▸ **Records for the task**

================

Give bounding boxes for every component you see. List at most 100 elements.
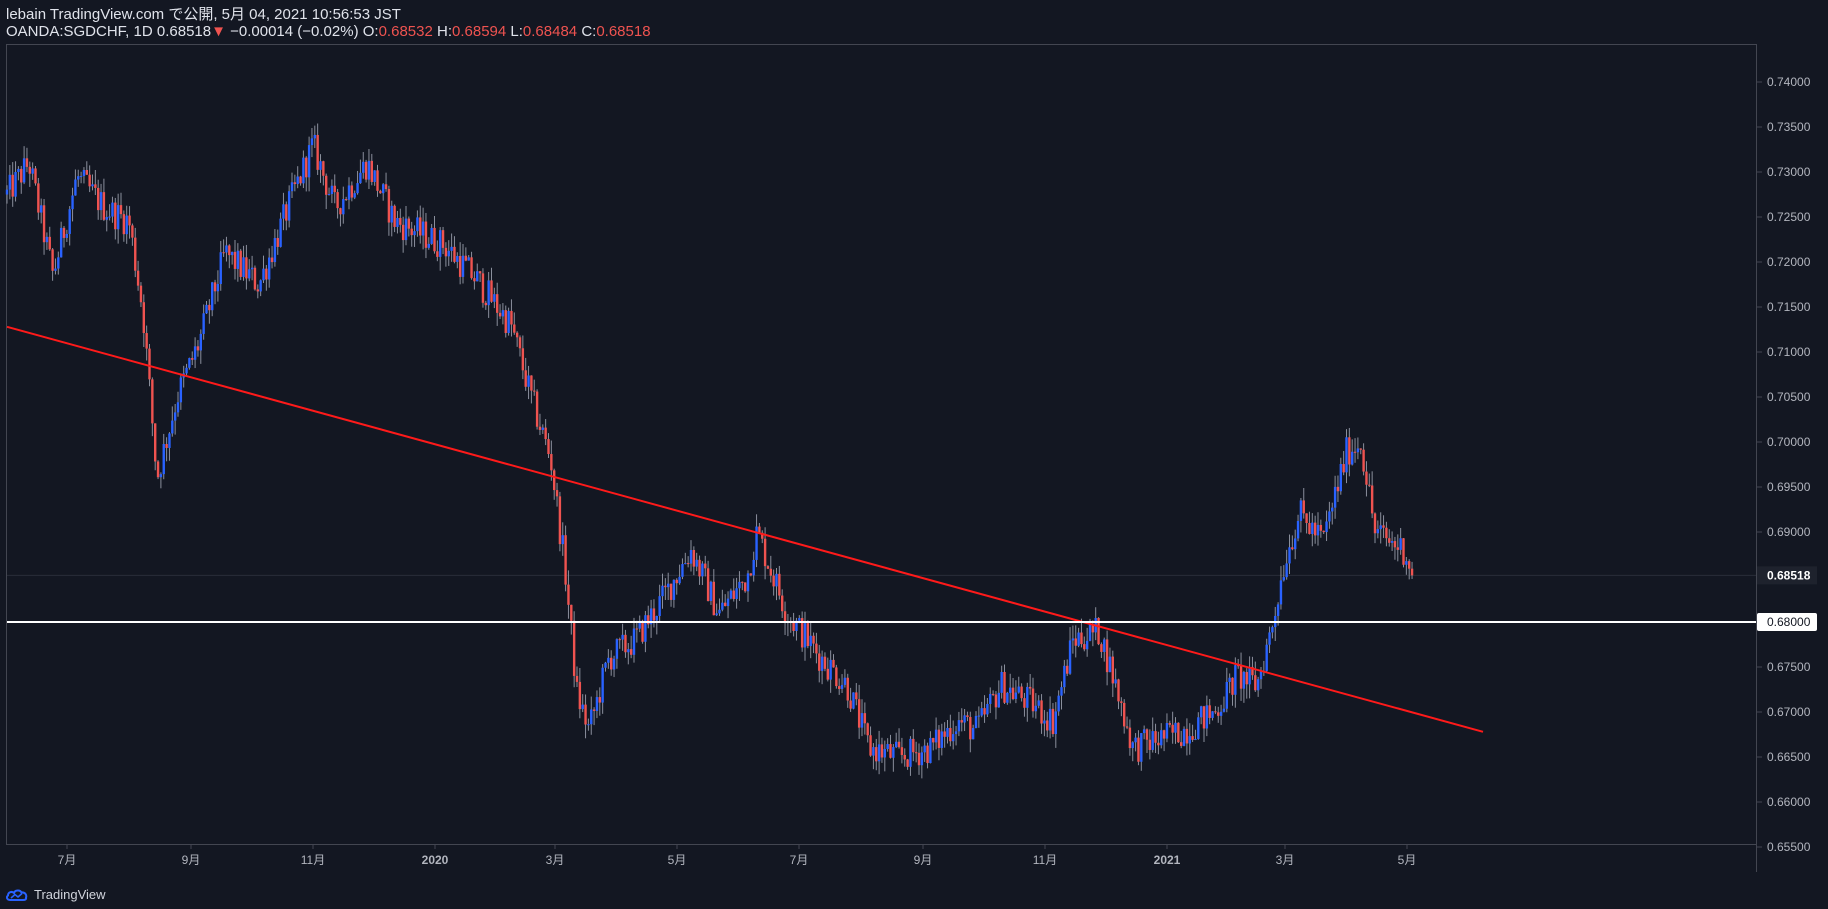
candle-body [1151,731,1154,750]
candle-body [436,251,439,257]
candle-body [481,273,485,303]
candle-body [268,257,271,280]
candle-body [726,598,730,607]
candle-body [1145,729,1149,740]
candle-body [1237,665,1240,667]
candle-body [798,618,801,621]
price-tick-label: 0.72000 [1767,255,1811,269]
candle-body [1348,437,1351,465]
candle-body [299,176,302,184]
candle-body [1271,627,1274,633]
candle-body [88,174,91,187]
candle-body [85,170,88,175]
candle-body [1402,538,1405,565]
candle-body [40,205,43,213]
price-tick-label: 0.72500 [1767,210,1811,224]
candle-body [1074,638,1077,646]
candle-body [946,727,949,737]
candle-body [94,184,97,188]
candle-body [675,579,678,584]
candle-body [1285,563,1288,578]
candle-body [316,134,319,170]
candle-body [62,227,66,238]
candle-body [364,161,368,180]
down-arrow-icon: ▼ [211,23,226,40]
candle-body [521,348,525,371]
candle-body [855,692,858,700]
candle-body [838,686,841,689]
last-price-label: 0.68518 [1767,568,1811,582]
candle-body [1333,486,1337,508]
price-tick-label: 0.67000 [1767,705,1811,719]
candle-body [450,246,453,251]
candle-body [857,699,861,728]
candle-body [624,634,627,653]
time-tick-label: 2021 [1154,853,1181,867]
candle-body [1396,547,1399,550]
candle-body [1020,686,1023,699]
candle-body [54,268,57,271]
candle-body [65,233,69,238]
candle-body [530,375,533,391]
candle-body [644,615,647,642]
candle-body [159,474,163,478]
candle-body [706,568,710,601]
candle-body [695,559,698,567]
candle-body [900,747,904,755]
candle-body [518,337,522,349]
candle-body [453,246,456,262]
candle-body [1294,538,1297,550]
candle-body [943,731,946,737]
candle-body [1048,708,1052,731]
candle-body [769,568,772,576]
candle-body [59,227,63,258]
candle-body [1034,705,1038,712]
candle-body [5,189,9,195]
candle-body [1160,730,1163,746]
candle-body [325,175,328,195]
candle-body [1105,639,1109,673]
candle-body [173,412,177,421]
candle-body [245,257,248,279]
candle-body [313,134,316,139]
candle-body [607,657,610,663]
candle-body [1011,687,1015,699]
candle-body [792,621,795,631]
candle-body [1222,708,1226,712]
high-label: H: [437,23,452,40]
candle-body [954,731,958,735]
trend-line[interactable] [6,325,1484,733]
low-label: L: [510,23,523,40]
candle-body [949,727,952,742]
candle-body [439,230,442,257]
candle-body [1268,632,1271,645]
tradingview-logo[interactable]: TradingView [6,887,106,902]
candle-body [1390,541,1394,543]
candle-body [239,250,242,277]
price-tick-label: 0.65500 [1767,840,1811,854]
time-tick-label: 5月 [1398,853,1417,867]
candle-body [396,217,399,227]
candle-body [547,439,550,455]
candle-body [1134,737,1137,743]
candle-body [441,230,445,248]
candle-body [384,184,388,190]
candle-body [216,284,220,292]
candle-body [1128,727,1132,749]
candle-body [1399,538,1402,550]
candle-body [1308,522,1311,534]
candle-body [279,218,282,247]
candle-body [994,694,998,708]
candle-body [507,310,510,333]
candle-body [892,747,895,758]
candle-body [342,199,345,215]
candle-body [832,659,835,668]
candle-body [738,581,741,589]
candle-body [1085,640,1089,650]
candle-body [1373,513,1377,534]
candle-body [1359,448,1362,450]
candle-body [649,608,653,625]
candle-body [604,662,607,668]
candle-body [242,257,245,277]
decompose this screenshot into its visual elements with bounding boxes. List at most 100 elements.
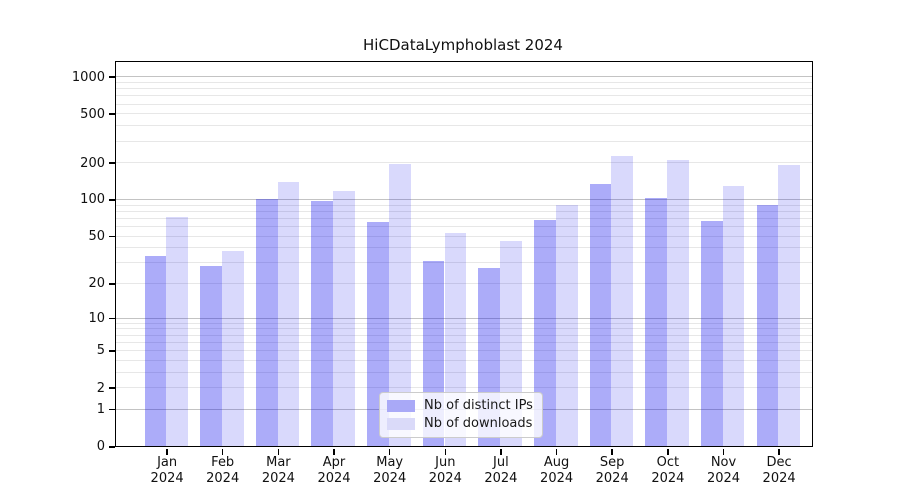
bar-distinct-ips-jan	[144, 255, 167, 446]
y-tick-label: 0	[96, 439, 105, 455]
x-tick-year: 2024	[261, 471, 295, 486]
plot-area	[115, 61, 813, 447]
x-tick-label-jul: Jul 2024	[473, 455, 529, 487]
x-tick-label-nov: Nov 2024	[696, 455, 752, 487]
gridline-minor	[116, 103, 812, 105]
y-tick-mark	[109, 350, 115, 352]
y-tick-label: 20	[88, 276, 105, 292]
y-tick-label: 500	[80, 106, 105, 122]
y-tick-label: 100	[80, 192, 105, 208]
y-tick-mark	[109, 408, 115, 411]
x-tick-mark	[555, 448, 558, 455]
x-tick-mark	[388, 448, 391, 455]
bar-downloads-dec	[778, 164, 801, 446]
y-tick-mark	[109, 113, 115, 115]
gridline-minor	[116, 217, 812, 219]
y-tick-mark	[109, 387, 115, 389]
y-tick-label: 1	[96, 402, 105, 418]
bar-downloads-feb	[221, 251, 244, 446]
y-tick-mark	[109, 235, 115, 238]
gridline-minor	[116, 341, 812, 343]
x-tick-mark	[221, 448, 224, 455]
x-tick-mark	[166, 448, 168, 455]
bar-downloads-jan	[166, 217, 189, 446]
gridline-minor	[116, 283, 812, 285]
legend-label-downloads: Nb of downloads	[424, 416, 533, 431]
gridline-minor	[116, 334, 812, 336]
gridline-minor	[116, 226, 812, 227]
gridline-minor	[116, 113, 812, 115]
legend-swatch-distinct-ips	[387, 400, 415, 412]
x-tick-year: 2024	[317, 471, 351, 486]
gridline-major	[116, 317, 812, 319]
x-tick-mark	[611, 448, 613, 455]
x-tick-label-jan: Jan 2024	[139, 455, 195, 487]
gridline-major	[116, 199, 812, 201]
legend-item-downloads: Nb of downloads	[380, 417, 542, 431]
x-tick-year: 2024	[706, 471, 741, 486]
y-tick-mark	[109, 283, 115, 285]
x-tick-mark	[277, 448, 280, 455]
y-tick-label: 200	[80, 155, 105, 171]
gridline-minor	[116, 162, 812, 164]
x-tick-year: 2024	[484, 471, 518, 486]
x-tick-year: 2024	[373, 471, 407, 486]
x-tick-mark	[444, 448, 447, 455]
x-tick-mark	[778, 448, 780, 455]
gridline-minor	[116, 387, 812, 389]
y-tick-mark	[109, 446, 115, 448]
x-tick-year: 2024	[651, 471, 685, 486]
x-tick-year: 2024	[150, 471, 184, 486]
bar-downloads-aug	[555, 204, 578, 446]
x-tick-year: 2024	[595, 471, 629, 486]
chart-title: HiCDataLymphoblast 2024	[363, 36, 563, 54]
gridline-minor	[116, 125, 812, 127]
gridline-minor	[116, 82, 812, 83]
y-tick-mark	[109, 199, 115, 201]
y-tick-label: 10	[88, 311, 105, 326]
y-tick-label: 1000	[71, 69, 105, 85]
gridline-minor	[116, 359, 812, 361]
x-tick-year: 2024	[206, 471, 240, 486]
gridline-minor	[116, 235, 812, 237]
gridline-minor	[116, 140, 812, 142]
bar-distinct-ips-nov	[700, 221, 723, 446]
legend: Nb of distinct IPs Nb of downloads	[379, 392, 543, 438]
y-tick-mark	[109, 76, 115, 78]
x-tick-year: 2024	[428, 471, 462, 486]
x-tick-label-oct: Oct 2024	[640, 455, 696, 487]
gridline-minor	[116, 204, 812, 206]
gridline-minor	[116, 350, 812, 352]
y-tick-label: 2	[96, 380, 105, 396]
legend-label-distinct-ips: Nb of distinct IPs	[424, 398, 533, 413]
bar-distinct-ips-aug	[534, 220, 556, 446]
bar-distinct-ips-may	[367, 221, 389, 446]
gridline-minor	[116, 247, 812, 249]
x-tick-label-feb: Feb 2024	[195, 455, 251, 487]
bar-distinct-ips-apr	[311, 200, 334, 446]
gridline-minor	[116, 322, 812, 324]
bar-distinct-ips-dec	[756, 205, 779, 446]
legend-swatch-downloads	[387, 418, 415, 430]
y-tick-label: 50	[88, 228, 105, 244]
bar-downloads-may	[388, 164, 411, 446]
legend-item-distinct-ips: Nb of distinct IPs	[380, 399, 542, 413]
x-tick-label-sep: Sep 2024	[584, 455, 640, 487]
bar-downloads-oct	[667, 160, 689, 446]
gridline-minor	[116, 262, 812, 264]
bar-downloads-nov	[722, 186, 745, 446]
bar-downloads-apr	[333, 190, 355, 446]
gridline-major	[116, 76, 812, 78]
gridline-minor	[116, 88, 812, 90]
x-tick-year: 2024	[540, 471, 574, 486]
bar-distinct-ips-mar	[255, 198, 278, 446]
x-tick-label-may: May 2024	[362, 455, 418, 487]
gridline-minor	[116, 328, 812, 330]
bar-downloads-mar	[277, 181, 300, 446]
x-tick-year: 2024	[762, 471, 796, 486]
y-tick-mark	[109, 162, 115, 164]
x-tick-mark	[333, 448, 335, 455]
x-tick-mark	[667, 448, 669, 455]
x-tick-label-dec: Dec 2024	[751, 455, 807, 487]
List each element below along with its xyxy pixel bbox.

================

▸ **Objective**
Change each "y-tick-mark" to "y-axis-tick" in the records, from the line containing "255, 167, 446]" through the line containing "448, 558, 455]", and give only those lines back with nothing else changed.

▸ **Full output**
bar-distinct-ips-jan	[144, 255, 167, 446]
y-tick-label: 0	[96, 439, 105, 455]
x-tick-year: 2024	[261, 471, 295, 486]
plot-area	[115, 61, 813, 447]
x-tick-label-jul: Jul 2024	[473, 455, 529, 487]
x-tick-label-nov: Nov 2024	[696, 455, 752, 487]
gridline-minor	[116, 103, 812, 105]
y-axis-tick	[109, 350, 115, 352]
y-tick-label: 20	[88, 276, 105, 292]
y-tick-label: 500	[80, 106, 105, 122]
y-tick-label: 100	[80, 192, 105, 208]
y-axis-tick	[109, 408, 115, 411]
x-tick-mark	[555, 448, 558, 455]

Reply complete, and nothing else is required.